[EXERCISE OBJECTIVE]
Set down all of the data that follows word for word, without the images.

** BEGIN EXTRACTED INFORMATION **

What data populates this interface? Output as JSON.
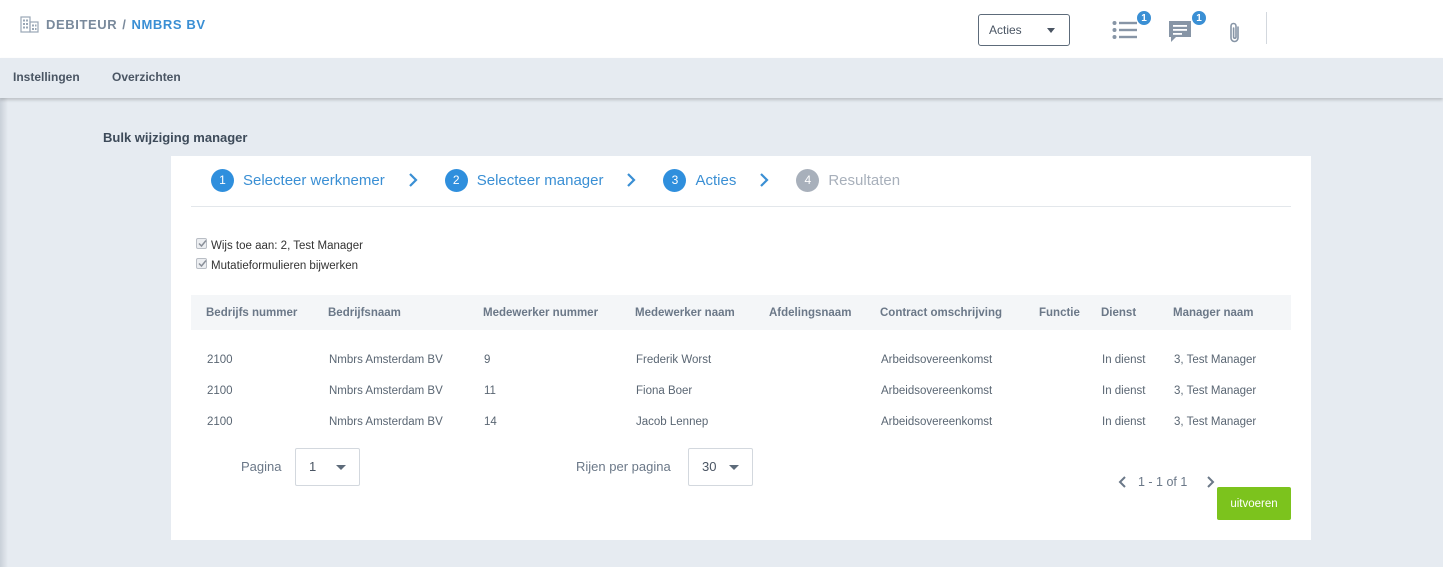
{
  "header": {
    "breadcrumb_part1": "DEBITEUR",
    "breadcrumb_separator": "/",
    "breadcrumb_part2": "NMBRS BV",
    "actions_label": "Acties",
    "tasks_badge": "1",
    "messages_badge": "1",
    "icons": [
      "building-icon",
      "task-list-icon",
      "message-icon",
      "paperclip-icon"
    ]
  },
  "nav": {
    "items": [
      "Instellingen",
      "Overzichten"
    ]
  },
  "page": {
    "title": "Bulk wijziging manager"
  },
  "wizard": {
    "steps": [
      {
        "number": "1",
        "label": "Selecteer werknemer",
        "active": true
      },
      {
        "number": "2",
        "label": "Selecteer manager",
        "active": true
      },
      {
        "number": "3",
        "label": "Acties",
        "active": true
      },
      {
        "number": "4",
        "label": "Resultaten",
        "active": false
      }
    ]
  },
  "options": [
    {
      "label": "Wijs toe aan: 2, Test Manager",
      "checked": true
    },
    {
      "label": "Mutatieformulieren bijwerken",
      "checked": true
    }
  ],
  "table": {
    "columns": [
      "Bedrijfs nummer",
      "Bedrijfsnaam",
      "Medewerker nummer",
      "Medewerker naam",
      "Afdelingsnaam",
      "Contract omschrijving",
      "Functie",
      "Dienst",
      "Manager naam"
    ],
    "rows": [
      [
        "2100",
        "Nmbrs Amsterdam BV",
        "9",
        "Frederik Worst",
        "",
        "Arbeidsovereenkomst",
        "",
        "In dienst",
        "3, Test Manager"
      ],
      [
        "2100",
        "Nmbrs Amsterdam BV",
        "11",
        "Fiona Boer",
        "",
        "Arbeidsovereenkomst",
        "",
        "In dienst",
        "3, Test Manager"
      ],
      [
        "2100",
        "Nmbrs Amsterdam BV",
        "14",
        "Jacob Lennep",
        "",
        "Arbeidsovereenkomst",
        "",
        "In dienst",
        "3, Test Manager"
      ]
    ]
  },
  "pagination": {
    "page_label": "Pagina",
    "page_value": "1",
    "rows_label": "Rijen per pagina",
    "rows_value": "30",
    "range": "1 - 1 of 1"
  },
  "actions": {
    "run_label": "uitvoeren"
  },
  "colors": {
    "accent": "#2f8fdd",
    "run_button": "#7cc31d",
    "disabled_step": "#a8b0bb"
  }
}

** END EXTRACTED INFORMATION **

[SOLUTION FOR THIS PROBLEM]
What data populates this interface? Output as JSON.
{
  "header": {
    "breadcrumb_part1": "DEBITEUR",
    "breadcrumb_separator": "/",
    "breadcrumb_part2": "NMBRS BV",
    "actions_label": "Acties",
    "tasks_badge": "1",
    "messages_badge": "1",
    "icons": [
      "building-icon",
      "task-list-icon",
      "message-icon",
      "paperclip-icon"
    ]
  },
  "nav": {
    "items": [
      "Instellingen",
      "Overzichten"
    ]
  },
  "page": {
    "title": "Bulk wijziging manager"
  },
  "wizard": {
    "steps": [
      {
        "number": "1",
        "label": "Selecteer werknemer",
        "active": true
      },
      {
        "number": "2",
        "label": "Selecteer manager",
        "active": true
      },
      {
        "number": "3",
        "label": "Acties",
        "active": true
      },
      {
        "number": "4",
        "label": "Resultaten",
        "active": false
      }
    ]
  },
  "options": [
    {
      "label": "Wijs toe aan: 2, Test Manager",
      "checked": true
    },
    {
      "label": "Mutatieformulieren bijwerken",
      "checked": true
    }
  ],
  "table": {
    "columns": [
      "Bedrijfs nummer",
      "Bedrijfsnaam",
      "Medewerker nummer",
      "Medewerker naam",
      "Afdelingsnaam",
      "Contract omschrijving",
      "Functie",
      "Dienst",
      "Manager naam"
    ],
    "rows": [
      [
        "2100",
        "Nmbrs Amsterdam BV",
        "9",
        "Frederik Worst",
        "",
        "Arbeidsovereenkomst",
        "",
        "In dienst",
        "3, Test Manager"
      ],
      [
        "2100",
        "Nmbrs Amsterdam BV",
        "11",
        "Fiona Boer",
        "",
        "Arbeidsovereenkomst",
        "",
        "In dienst",
        "3, Test Manager"
      ],
      [
        "2100",
        "Nmbrs Amsterdam BV",
        "14",
        "Jacob Lennep",
        "",
        "Arbeidsovereenkomst",
        "",
        "In dienst",
        "3, Test Manager"
      ]
    ]
  },
  "pagination": {
    "page_label": "Pagina",
    "page_value": "1",
    "rows_label": "Rijen per pagina",
    "rows_value": "30",
    "range": "1 - 1 of 1"
  },
  "actions": {
    "run_label": "uitvoeren"
  },
  "colors": {
    "accent": "#2f8fdd",
    "run_button": "#7cc31d",
    "disabled_step": "#a8b0bb"
  }
}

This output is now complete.